------ ITEMS
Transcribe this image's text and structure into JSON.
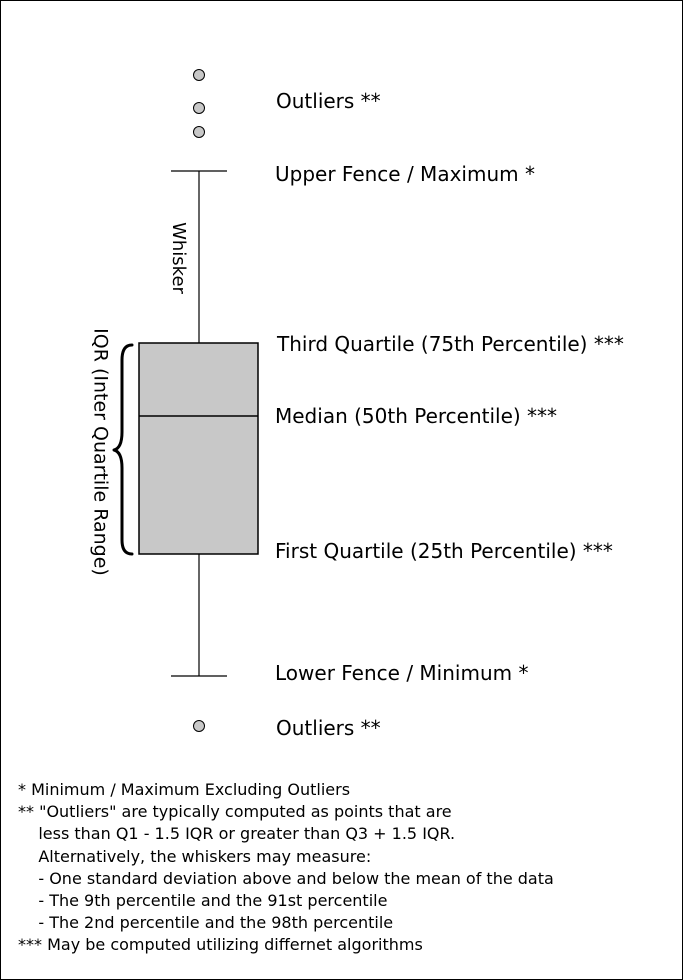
{
  "labels": {
    "outliers_top": "Outliers **",
    "upper_fence": "Upper Fence  / Maximum *",
    "third_quartile": "Third Quartile (75th Percentile) ***",
    "median": "Median (50th Percentile) ***",
    "first_quartile": "First Quartile (25th Percentile) ***",
    "lower_fence": "Lower Fence / Minimum *",
    "outliers_bottom": "Outliers **",
    "whisker": "Whisker",
    "iqr": "IQR (Inter Quartile Range)"
  },
  "notes": [
    "* Minimum / Maximum Excluding Outliers",
    "** \"Outliers\" are typically computed as points that are",
    "    less than Q1 - 1.5 IQR or greater than Q3 + 1.5 IQR.",
    "    Alternatively, the whiskers may measure:",
    "    - One standard deviation above and below the mean of the data",
    "    - The 9th percentile and the 91st percentile",
    "    - The 2nd percentile and the 98th percentile",
    "*** May be computed utilizing differnet algorithms"
  ],
  "colors": {
    "box_fill": "#c8c8c8",
    "outlier_fill": "#c8c8c8",
    "stroke": "#000000"
  }
}
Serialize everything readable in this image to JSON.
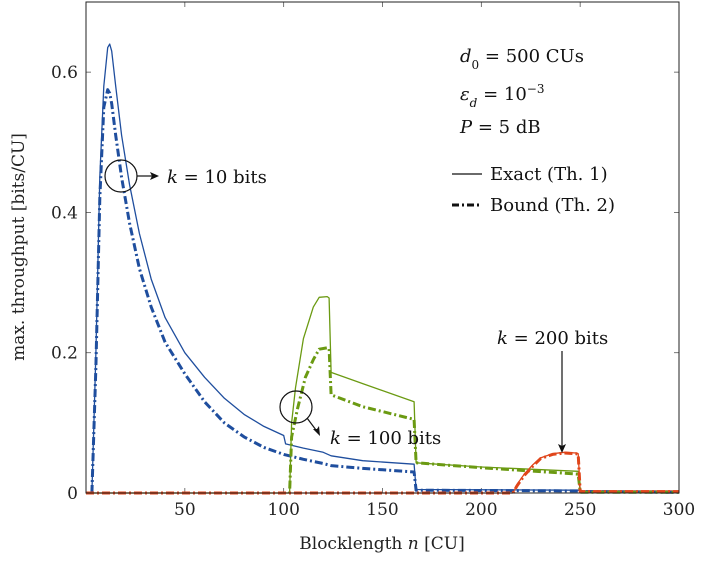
{
  "chart_data": {
    "type": "line",
    "xlabel_text": "Blocklength ",
    "xlabel_var": "n",
    "xlabel_unit": " [CU]",
    "ylabel": "max. throughput [bits/CU]",
    "xlim": [
      0,
      300
    ],
    "ylim": [
      0,
      0.7
    ],
    "xticks": [
      50,
      100,
      150,
      200,
      250,
      300
    ],
    "yticks": [
      0,
      0.2,
      0.4,
      0.6
    ],
    "ytick_labels": [
      "0",
      "0.2",
      "0.4",
      "0.6"
    ],
    "params": {
      "d0": {
        "lhs": "d",
        "sub": "0",
        "rhs": " = 500 CUs"
      },
      "eps": {
        "lhs": "ε",
        "sub": "d",
        "rhs": " = 10",
        "sup": "−3"
      },
      "power": {
        "lhs": "P",
        "rhs": " = 5 dB"
      }
    },
    "legend": [
      {
        "label": "Exact (Th. 1)",
        "style": "solid"
      },
      {
        "label": "Bound (Th. 2)",
        "style": "dashdot"
      }
    ],
    "colors": {
      "k10": "#1f4e9e",
      "k100": "#6b9a12",
      "k200": "#e0451a"
    },
    "annotations": {
      "k10": {
        "var": "k",
        "text": " = 10 bits"
      },
      "k100": {
        "var": "k",
        "text": " = 100 bits"
      },
      "k200": {
        "var": "k",
        "text": " = 200 bits"
      }
    },
    "series": [
      {
        "k": 10,
        "style": "solid",
        "colorKey": "k10",
        "points": [
          [
            3,
            0
          ],
          [
            5,
            0.2
          ],
          [
            7,
            0.45
          ],
          [
            9,
            0.58
          ],
          [
            11,
            0.635
          ],
          [
            12,
            0.64
          ],
          [
            13,
            0.63
          ],
          [
            15,
            0.58
          ],
          [
            18,
            0.51
          ],
          [
            22,
            0.44
          ],
          [
            27,
            0.37
          ],
          [
            33,
            0.305
          ],
          [
            40,
            0.25
          ],
          [
            50,
            0.2
          ],
          [
            60,
            0.165
          ],
          [
            70,
            0.135
          ],
          [
            80,
            0.112
          ],
          [
            90,
            0.095
          ],
          [
            100,
            0.082
          ],
          [
            101,
            0.07
          ],
          [
            110,
            0.064
          ],
          [
            120,
            0.058
          ],
          [
            124,
            0.053
          ],
          [
            140,
            0.046
          ],
          [
            166,
            0.041
          ],
          [
            167,
            0.005
          ],
          [
            250,
            0.004
          ],
          [
            251,
            0.003
          ],
          [
            300,
            0.002
          ]
        ]
      },
      {
        "k": 10,
        "style": "dashdot",
        "colorKey": "k10",
        "points": [
          [
            3,
            0
          ],
          [
            5,
            0.18
          ],
          [
            7,
            0.42
          ],
          [
            9,
            0.55
          ],
          [
            11,
            0.575
          ],
          [
            12,
            0.57
          ],
          [
            13,
            0.555
          ],
          [
            15,
            0.51
          ],
          [
            18,
            0.45
          ],
          [
            22,
            0.385
          ],
          [
            27,
            0.32
          ],
          [
            33,
            0.265
          ],
          [
            40,
            0.215
          ],
          [
            50,
            0.17
          ],
          [
            60,
            0.13
          ],
          [
            70,
            0.1
          ],
          [
            80,
            0.08
          ],
          [
            90,
            0.065
          ],
          [
            100,
            0.055
          ],
          [
            110,
            0.048
          ],
          [
            120,
            0.042
          ],
          [
            124,
            0.039
          ],
          [
            140,
            0.035
          ],
          [
            166,
            0.03
          ],
          [
            167,
            0.004
          ],
          [
            250,
            0.003
          ],
          [
            251,
            0.002
          ],
          [
            300,
            0.001
          ]
        ]
      },
      {
        "k": 100,
        "style": "solid",
        "colorKey": "k100",
        "points": [
          [
            0,
            0
          ],
          [
            103,
            0
          ],
          [
            104,
            0.1
          ],
          [
            106,
            0.15
          ],
          [
            110,
            0.22
          ],
          [
            115,
            0.265
          ],
          [
            118,
            0.279
          ],
          [
            122,
            0.28
          ],
          [
            123,
            0.278
          ],
          [
            124,
            0.172
          ],
          [
            140,
            0.156
          ],
          [
            166,
            0.13
          ],
          [
            167,
            0.043
          ],
          [
            200,
            0.037
          ],
          [
            249,
            0.031
          ],
          [
            250,
            0.001
          ],
          [
            300,
            0.001
          ]
        ]
      },
      {
        "k": 100,
        "style": "dashdot",
        "colorKey": "k100",
        "points": [
          [
            0,
            0
          ],
          [
            103,
            0
          ],
          [
            104,
            0.08
          ],
          [
            107,
            0.12
          ],
          [
            111,
            0.165
          ],
          [
            115,
            0.19
          ],
          [
            118,
            0.205
          ],
          [
            122,
            0.207
          ],
          [
            123,
            0.206
          ],
          [
            124,
            0.14
          ],
          [
            140,
            0.123
          ],
          [
            166,
            0.105
          ],
          [
            167,
            0.043
          ],
          [
            200,
            0.036
          ],
          [
            249,
            0.027
          ],
          [
            250,
            0.001
          ],
          [
            300,
            0.001
          ]
        ]
      },
      {
        "k": 200,
        "style": "solid",
        "colorKey": "k200",
        "points": [
          [
            0,
            0
          ],
          [
            216,
            0
          ],
          [
            218,
            0.012
          ],
          [
            222,
            0.028
          ],
          [
            226,
            0.04
          ],
          [
            230,
            0.05
          ],
          [
            236,
            0.056
          ],
          [
            242,
            0.058
          ],
          [
            248,
            0.057
          ],
          [
            249,
            0.056
          ],
          [
            250,
            0.003
          ],
          [
            300,
            0.003
          ]
        ]
      },
      {
        "k": 200,
        "style": "dashdot",
        "colorKey": "k200",
        "points": [
          [
            0,
            0
          ],
          [
            216,
            0
          ],
          [
            218,
            0.01
          ],
          [
            222,
            0.026
          ],
          [
            226,
            0.038
          ],
          [
            230,
            0.049
          ],
          [
            236,
            0.055
          ],
          [
            242,
            0.057
          ],
          [
            248,
            0.056
          ],
          [
            249,
            0.055
          ],
          [
            250,
            0.002
          ],
          [
            300,
            0.002
          ]
        ]
      }
    ]
  }
}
------------
▶ _GOAL_
Give every line above again exactly, with no pictures.

▶ _EXERCISE ANSWER_
Transcribe this image's text and structure into JSON.
{
  "labels": {
    "outliers_top": "Outliers **",
    "upper_fence": "Upper Fence  / Maximum *",
    "third_quartile": "Third Quartile (75th Percentile) ***",
    "median": "Median (50th Percentile) ***",
    "first_quartile": "First Quartile (25th Percentile) ***",
    "lower_fence": "Lower Fence / Minimum *",
    "outliers_bottom": "Outliers **",
    "whisker": "Whisker",
    "iqr": "IQR (Inter Quartile Range)"
  },
  "notes": [
    "* Minimum / Maximum Excluding Outliers",
    "** \"Outliers\" are typically computed as points that are",
    "    less than Q1 - 1.5 IQR or greater than Q3 + 1.5 IQR.",
    "    Alternatively, the whiskers may measure:",
    "    - One standard deviation above and below the mean of the data",
    "    - The 9th percentile and the 91st percentile",
    "    - The 2nd percentile and the 98th percentile",
    "*** May be computed utilizing differnet algorithms"
  ],
  "colors": {
    "box_fill": "#c8c8c8",
    "outlier_fill": "#c8c8c8",
    "stroke": "#000000"
  }
}
Serialize everything readable in this image to JSON.
{
  "chart_data": {
    "type": "line",
    "xlabel_text": "Blocklength ",
    "xlabel_var": "n",
    "xlabel_unit": " [CU]",
    "ylabel": "max. throughput [bits/CU]",
    "xlim": [
      0,
      300
    ],
    "ylim": [
      0,
      0.7
    ],
    "xticks": [
      50,
      100,
      150,
      200,
      250,
      300
    ],
    "yticks": [
      0,
      0.2,
      0.4,
      0.6
    ],
    "ytick_labels": [
      "0",
      "0.2",
      "0.4",
      "0.6"
    ],
    "params": {
      "d0": {
        "lhs": "d",
        "sub": "0",
        "rhs": " = 500 CUs"
      },
      "eps": {
        "lhs": "ε",
        "sub": "d",
        "rhs": " = 10",
        "sup": "−3"
      },
      "power": {
        "lhs": "P",
        "rhs": " = 5 dB"
      }
    },
    "legend": [
      {
        "label": "Exact (Th. 1)",
        "style": "solid"
      },
      {
        "label": "Bound (Th. 2)",
        "style": "dashdot"
      }
    ],
    "colors": {
      "k10": "#1f4e9e",
      "k100": "#6b9a12",
      "k200": "#e0451a"
    },
    "annotations": {
      "k10": {
        "var": "k",
        "text": " = 10 bits"
      },
      "k100": {
        "var": "k",
        "text": " = 100 bits"
      },
      "k200": {
        "var": "k",
        "text": " = 200 bits"
      }
    },
    "series": [
      {
        "k": 10,
        "style": "solid",
        "colorKey": "k10",
        "points": [
          [
            3,
            0
          ],
          [
            5,
            0.2
          ],
          [
            7,
            0.45
          ],
          [
            9,
            0.58
          ],
          [
            11,
            0.635
          ],
          [
            12,
            0.64
          ],
          [
            13,
            0.63
          ],
          [
            15,
            0.58
          ],
          [
            18,
            0.51
          ],
          [
            22,
            0.44
          ],
          [
            27,
            0.37
          ],
          [
            33,
            0.305
          ],
          [
            40,
            0.25
          ],
          [
            50,
            0.2
          ],
          [
            60,
            0.165
          ],
          [
            70,
            0.135
          ],
          [
            80,
            0.112
          ],
          [
            90,
            0.095
          ],
          [
            100,
            0.082
          ],
          [
            101,
            0.07
          ],
          [
            110,
            0.064
          ],
          [
            120,
            0.058
          ],
          [
            124,
            0.053
          ],
          [
            140,
            0.046
          ],
          [
            166,
            0.041
          ],
          [
            167,
            0.005
          ],
          [
            250,
            0.004
          ],
          [
            251,
            0.003
          ],
          [
            300,
            0.002
          ]
        ]
      },
      {
        "k": 10,
        "style": "dashdot",
        "colorKey": "k10",
        "points": [
          [
            3,
            0
          ],
          [
            5,
            0.18
          ],
          [
            7,
            0.42
          ],
          [
            9,
            0.55
          ],
          [
            11,
            0.575
          ],
          [
            12,
            0.57
          ],
          [
            13,
            0.555
          ],
          [
            15,
            0.51
          ],
          [
            18,
            0.45
          ],
          [
            22,
            0.385
          ],
          [
            27,
            0.32
          ],
          [
            33,
            0.265
          ],
          [
            40,
            0.215
          ],
          [
            50,
            0.17
          ],
          [
            60,
            0.13
          ],
          [
            70,
            0.1
          ],
          [
            80,
            0.08
          ],
          [
            90,
            0.065
          ],
          [
            100,
            0.055
          ],
          [
            110,
            0.048
          ],
          [
            120,
            0.042
          ],
          [
            124,
            0.039
          ],
          [
            140,
            0.035
          ],
          [
            166,
            0.03
          ],
          [
            167,
            0.004
          ],
          [
            250,
            0.003
          ],
          [
            251,
            0.002
          ],
          [
            300,
            0.001
          ]
        ]
      },
      {
        "k": 100,
        "style": "solid",
        "colorKey": "k100",
        "points": [
          [
            0,
            0
          ],
          [
            103,
            0
          ],
          [
            104,
            0.1
          ],
          [
            106,
            0.15
          ],
          [
            110,
            0.22
          ],
          [
            115,
            0.265
          ],
          [
            118,
            0.279
          ],
          [
            122,
            0.28
          ],
          [
            123,
            0.278
          ],
          [
            124,
            0.172
          ],
          [
            140,
            0.156
          ],
          [
            166,
            0.13
          ],
          [
            167,
            0.043
          ],
          [
            200,
            0.037
          ],
          [
            249,
            0.031
          ],
          [
            250,
            0.001
          ],
          [
            300,
            0.001
          ]
        ]
      },
      {
        "k": 100,
        "style": "dashdot",
        "colorKey": "k100",
        "points": [
          [
            0,
            0
          ],
          [
            103,
            0
          ],
          [
            104,
            0.08
          ],
          [
            107,
            0.12
          ],
          [
            111,
            0.165
          ],
          [
            115,
            0.19
          ],
          [
            118,
            0.205
          ],
          [
            122,
            0.207
          ],
          [
            123,
            0.206
          ],
          [
            124,
            0.14
          ],
          [
            140,
            0.123
          ],
          [
            166,
            0.105
          ],
          [
            167,
            0.043
          ],
          [
            200,
            0.036
          ],
          [
            249,
            0.027
          ],
          [
            250,
            0.001
          ],
          [
            300,
            0.001
          ]
        ]
      },
      {
        "k": 200,
        "style": "solid",
        "colorKey": "k200",
        "points": [
          [
            0,
            0
          ],
          [
            216,
            0
          ],
          [
            218,
            0.012
          ],
          [
            222,
            0.028
          ],
          [
            226,
            0.04
          ],
          [
            230,
            0.05
          ],
          [
            236,
            0.056
          ],
          [
            242,
            0.058
          ],
          [
            248,
            0.057
          ],
          [
            249,
            0.056
          ],
          [
            250,
            0.003
          ],
          [
            300,
            0.003
          ]
        ]
      },
      {
        "k": 200,
        "style": "dashdot",
        "colorKey": "k200",
        "points": [
          [
            0,
            0
          ],
          [
            216,
            0
          ],
          [
            218,
            0.01
          ],
          [
            222,
            0.026
          ],
          [
            226,
            0.038
          ],
          [
            230,
            0.049
          ],
          [
            236,
            0.055
          ],
          [
            242,
            0.057
          ],
          [
            248,
            0.056
          ],
          [
            249,
            0.055
          ],
          [
            250,
            0.002
          ],
          [
            300,
            0.002
          ]
        ]
      }
    ]
  }
}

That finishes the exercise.